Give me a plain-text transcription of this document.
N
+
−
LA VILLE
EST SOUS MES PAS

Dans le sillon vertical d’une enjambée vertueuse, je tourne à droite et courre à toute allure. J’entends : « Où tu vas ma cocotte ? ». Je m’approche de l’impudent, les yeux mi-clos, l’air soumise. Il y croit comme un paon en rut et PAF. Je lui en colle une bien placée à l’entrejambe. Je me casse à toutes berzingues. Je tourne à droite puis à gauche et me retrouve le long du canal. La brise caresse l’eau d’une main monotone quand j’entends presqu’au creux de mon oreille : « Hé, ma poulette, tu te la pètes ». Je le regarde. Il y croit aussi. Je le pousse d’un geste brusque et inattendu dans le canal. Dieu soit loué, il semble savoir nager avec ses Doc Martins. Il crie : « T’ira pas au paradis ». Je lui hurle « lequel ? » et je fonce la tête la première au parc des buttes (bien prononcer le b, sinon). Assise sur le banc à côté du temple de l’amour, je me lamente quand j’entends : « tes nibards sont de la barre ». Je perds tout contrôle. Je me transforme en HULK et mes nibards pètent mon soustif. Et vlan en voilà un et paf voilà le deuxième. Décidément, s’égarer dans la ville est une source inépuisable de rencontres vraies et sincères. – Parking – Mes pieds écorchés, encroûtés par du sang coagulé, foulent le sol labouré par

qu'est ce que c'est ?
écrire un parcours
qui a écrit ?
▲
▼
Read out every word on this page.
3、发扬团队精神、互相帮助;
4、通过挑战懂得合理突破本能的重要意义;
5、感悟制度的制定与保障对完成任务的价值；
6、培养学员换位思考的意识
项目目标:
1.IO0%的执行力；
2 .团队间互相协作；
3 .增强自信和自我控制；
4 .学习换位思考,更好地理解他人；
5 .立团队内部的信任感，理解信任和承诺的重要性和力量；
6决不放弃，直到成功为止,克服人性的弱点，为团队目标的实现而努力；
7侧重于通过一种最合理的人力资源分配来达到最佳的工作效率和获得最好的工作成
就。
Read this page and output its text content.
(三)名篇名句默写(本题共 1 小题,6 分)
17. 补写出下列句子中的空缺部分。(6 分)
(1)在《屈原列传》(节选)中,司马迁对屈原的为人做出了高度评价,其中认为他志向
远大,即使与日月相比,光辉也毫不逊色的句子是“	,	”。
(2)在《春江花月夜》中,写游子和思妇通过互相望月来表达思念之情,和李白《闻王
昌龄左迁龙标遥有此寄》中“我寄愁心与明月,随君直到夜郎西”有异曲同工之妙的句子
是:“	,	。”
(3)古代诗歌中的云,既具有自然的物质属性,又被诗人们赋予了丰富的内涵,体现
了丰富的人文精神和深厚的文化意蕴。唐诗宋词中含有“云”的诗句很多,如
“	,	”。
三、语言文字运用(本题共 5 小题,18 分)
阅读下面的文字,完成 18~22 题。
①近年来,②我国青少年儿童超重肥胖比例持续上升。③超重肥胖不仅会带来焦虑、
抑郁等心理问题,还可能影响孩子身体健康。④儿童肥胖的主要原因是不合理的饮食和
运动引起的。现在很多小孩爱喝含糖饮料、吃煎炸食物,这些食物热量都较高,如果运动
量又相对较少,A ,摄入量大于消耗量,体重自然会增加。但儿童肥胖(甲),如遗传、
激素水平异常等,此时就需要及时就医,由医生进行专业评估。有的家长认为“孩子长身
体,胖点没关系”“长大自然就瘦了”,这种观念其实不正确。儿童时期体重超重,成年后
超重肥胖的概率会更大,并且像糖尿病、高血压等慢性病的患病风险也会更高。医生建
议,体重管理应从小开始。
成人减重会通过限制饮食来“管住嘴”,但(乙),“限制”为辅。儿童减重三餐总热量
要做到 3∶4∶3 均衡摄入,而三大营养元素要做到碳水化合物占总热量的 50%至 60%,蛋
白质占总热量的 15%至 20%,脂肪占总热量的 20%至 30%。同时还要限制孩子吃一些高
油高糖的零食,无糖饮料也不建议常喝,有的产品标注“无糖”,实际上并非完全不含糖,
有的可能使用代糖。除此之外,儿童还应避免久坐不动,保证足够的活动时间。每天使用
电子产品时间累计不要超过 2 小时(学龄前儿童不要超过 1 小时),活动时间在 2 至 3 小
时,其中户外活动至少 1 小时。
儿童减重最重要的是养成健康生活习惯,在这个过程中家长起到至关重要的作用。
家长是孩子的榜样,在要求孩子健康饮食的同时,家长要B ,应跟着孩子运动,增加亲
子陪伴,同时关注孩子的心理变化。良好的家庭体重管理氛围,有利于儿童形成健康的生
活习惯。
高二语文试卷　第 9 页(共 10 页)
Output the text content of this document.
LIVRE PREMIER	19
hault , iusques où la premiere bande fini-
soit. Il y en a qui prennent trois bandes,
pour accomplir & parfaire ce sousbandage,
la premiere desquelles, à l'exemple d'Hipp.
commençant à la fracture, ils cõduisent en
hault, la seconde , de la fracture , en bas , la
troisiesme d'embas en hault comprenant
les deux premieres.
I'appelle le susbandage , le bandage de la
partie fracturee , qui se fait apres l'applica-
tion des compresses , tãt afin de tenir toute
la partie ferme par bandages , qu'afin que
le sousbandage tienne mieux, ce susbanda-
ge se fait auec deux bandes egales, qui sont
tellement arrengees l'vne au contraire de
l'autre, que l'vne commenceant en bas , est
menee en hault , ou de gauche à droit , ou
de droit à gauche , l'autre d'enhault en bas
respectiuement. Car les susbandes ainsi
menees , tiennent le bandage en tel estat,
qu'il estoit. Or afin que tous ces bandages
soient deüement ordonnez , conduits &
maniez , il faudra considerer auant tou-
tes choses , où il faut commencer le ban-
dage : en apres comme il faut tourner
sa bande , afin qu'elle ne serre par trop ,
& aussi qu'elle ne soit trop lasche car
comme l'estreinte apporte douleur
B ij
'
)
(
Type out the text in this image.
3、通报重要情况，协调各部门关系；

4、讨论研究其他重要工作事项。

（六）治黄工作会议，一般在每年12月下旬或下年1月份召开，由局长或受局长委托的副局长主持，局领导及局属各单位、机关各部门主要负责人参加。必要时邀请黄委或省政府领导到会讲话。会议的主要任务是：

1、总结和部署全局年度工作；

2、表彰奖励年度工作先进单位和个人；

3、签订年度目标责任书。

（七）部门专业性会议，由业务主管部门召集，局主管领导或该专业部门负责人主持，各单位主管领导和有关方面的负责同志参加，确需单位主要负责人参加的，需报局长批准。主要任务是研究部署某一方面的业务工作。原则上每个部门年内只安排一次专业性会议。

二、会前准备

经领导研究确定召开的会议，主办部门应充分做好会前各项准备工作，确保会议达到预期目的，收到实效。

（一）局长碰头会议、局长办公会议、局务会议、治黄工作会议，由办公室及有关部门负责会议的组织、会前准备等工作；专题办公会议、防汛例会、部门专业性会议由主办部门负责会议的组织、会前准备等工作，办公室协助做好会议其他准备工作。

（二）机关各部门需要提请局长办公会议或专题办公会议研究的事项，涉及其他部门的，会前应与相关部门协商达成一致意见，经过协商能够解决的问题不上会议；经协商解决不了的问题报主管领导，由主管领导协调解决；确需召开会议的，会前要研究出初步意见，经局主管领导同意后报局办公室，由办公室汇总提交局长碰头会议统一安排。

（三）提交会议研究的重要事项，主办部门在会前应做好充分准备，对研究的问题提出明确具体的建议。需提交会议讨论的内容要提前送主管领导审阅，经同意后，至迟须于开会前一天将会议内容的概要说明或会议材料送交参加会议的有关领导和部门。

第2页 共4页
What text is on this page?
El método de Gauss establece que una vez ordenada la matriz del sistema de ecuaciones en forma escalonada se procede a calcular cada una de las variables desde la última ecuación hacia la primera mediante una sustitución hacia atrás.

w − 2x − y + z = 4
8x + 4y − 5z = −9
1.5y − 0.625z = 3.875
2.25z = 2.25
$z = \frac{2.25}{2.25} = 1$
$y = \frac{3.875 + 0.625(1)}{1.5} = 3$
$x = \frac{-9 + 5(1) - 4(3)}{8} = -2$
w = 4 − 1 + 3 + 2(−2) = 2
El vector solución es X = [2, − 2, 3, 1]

****

→ Aim
Quote verbatim the line containing "What text is on this page?" and every line after it through the end of the records above.

→ Exercise solution
What text is on this page?
El método de Gauss establece que una vez ordenada la matriz del sistema de ecuaciones en forma escalonada se procede a calcular cada una de las variables desde la última ecuación hacia la primera mediante una sustitución hacia atrás.

w − 2x − y + z = 4
8x + 4y − 5z = −9
1.5y − 0.625z = 3.875
2.25z = 2.25
$z = \frac{2.25}{2.25} = 1$
$y = \frac{3.875 + 0.625(1)}{1.5} = 3$
$x = \frac{-9 + 5(1) - 4(3)}{8} = -2$
w = 4 − 1 + 3 + 2(−2) = 2
El vector solución es X = [2, − 2, 3, 1]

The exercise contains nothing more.